======== STORED ROWS ========

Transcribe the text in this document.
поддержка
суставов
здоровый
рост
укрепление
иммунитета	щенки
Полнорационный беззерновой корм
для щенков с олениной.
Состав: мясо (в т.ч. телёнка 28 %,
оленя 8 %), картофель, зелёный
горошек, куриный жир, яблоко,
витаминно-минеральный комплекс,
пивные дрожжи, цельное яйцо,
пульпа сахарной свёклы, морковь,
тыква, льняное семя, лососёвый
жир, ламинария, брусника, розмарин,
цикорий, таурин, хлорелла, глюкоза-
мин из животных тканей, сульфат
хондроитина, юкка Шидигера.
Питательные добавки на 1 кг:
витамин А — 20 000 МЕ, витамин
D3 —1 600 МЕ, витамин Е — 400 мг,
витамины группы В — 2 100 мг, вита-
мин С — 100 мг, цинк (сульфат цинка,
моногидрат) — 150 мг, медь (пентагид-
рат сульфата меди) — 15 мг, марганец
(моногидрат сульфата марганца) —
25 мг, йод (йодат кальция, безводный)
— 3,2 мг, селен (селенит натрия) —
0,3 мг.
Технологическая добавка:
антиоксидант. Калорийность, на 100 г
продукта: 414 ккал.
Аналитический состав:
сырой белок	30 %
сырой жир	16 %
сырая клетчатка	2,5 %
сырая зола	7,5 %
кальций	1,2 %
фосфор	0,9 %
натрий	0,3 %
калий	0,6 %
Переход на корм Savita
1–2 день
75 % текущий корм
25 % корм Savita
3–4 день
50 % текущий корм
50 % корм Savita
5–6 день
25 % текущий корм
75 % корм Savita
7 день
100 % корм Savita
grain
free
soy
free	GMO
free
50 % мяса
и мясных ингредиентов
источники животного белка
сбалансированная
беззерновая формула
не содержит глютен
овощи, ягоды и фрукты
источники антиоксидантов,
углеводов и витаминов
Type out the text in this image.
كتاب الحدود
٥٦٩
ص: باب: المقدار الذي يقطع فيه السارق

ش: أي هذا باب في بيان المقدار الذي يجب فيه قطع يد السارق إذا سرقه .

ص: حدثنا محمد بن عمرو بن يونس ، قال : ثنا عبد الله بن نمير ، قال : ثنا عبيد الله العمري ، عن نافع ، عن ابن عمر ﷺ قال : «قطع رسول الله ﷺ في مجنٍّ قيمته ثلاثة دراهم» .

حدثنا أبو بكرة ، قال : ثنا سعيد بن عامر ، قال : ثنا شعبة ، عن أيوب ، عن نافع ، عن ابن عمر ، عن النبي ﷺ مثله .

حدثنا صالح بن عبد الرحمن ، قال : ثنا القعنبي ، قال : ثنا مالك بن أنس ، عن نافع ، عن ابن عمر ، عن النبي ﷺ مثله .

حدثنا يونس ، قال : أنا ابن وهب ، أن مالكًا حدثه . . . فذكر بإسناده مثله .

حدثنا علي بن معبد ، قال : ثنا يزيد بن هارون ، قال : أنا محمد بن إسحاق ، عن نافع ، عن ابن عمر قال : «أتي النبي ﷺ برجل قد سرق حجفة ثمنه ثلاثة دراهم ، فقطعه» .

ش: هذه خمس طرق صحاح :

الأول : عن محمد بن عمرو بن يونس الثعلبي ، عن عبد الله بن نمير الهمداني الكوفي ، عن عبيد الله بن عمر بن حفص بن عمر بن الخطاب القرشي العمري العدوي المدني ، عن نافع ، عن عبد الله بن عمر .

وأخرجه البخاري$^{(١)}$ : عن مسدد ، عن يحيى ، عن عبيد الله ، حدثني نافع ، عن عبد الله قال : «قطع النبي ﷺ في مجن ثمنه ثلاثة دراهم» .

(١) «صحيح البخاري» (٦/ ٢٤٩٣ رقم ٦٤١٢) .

========

## REQUIREMENTS
From the data above, work out how many lines contain the string "Savita" and reply with only the number.

## ANSWER TO THE EXERCISE
5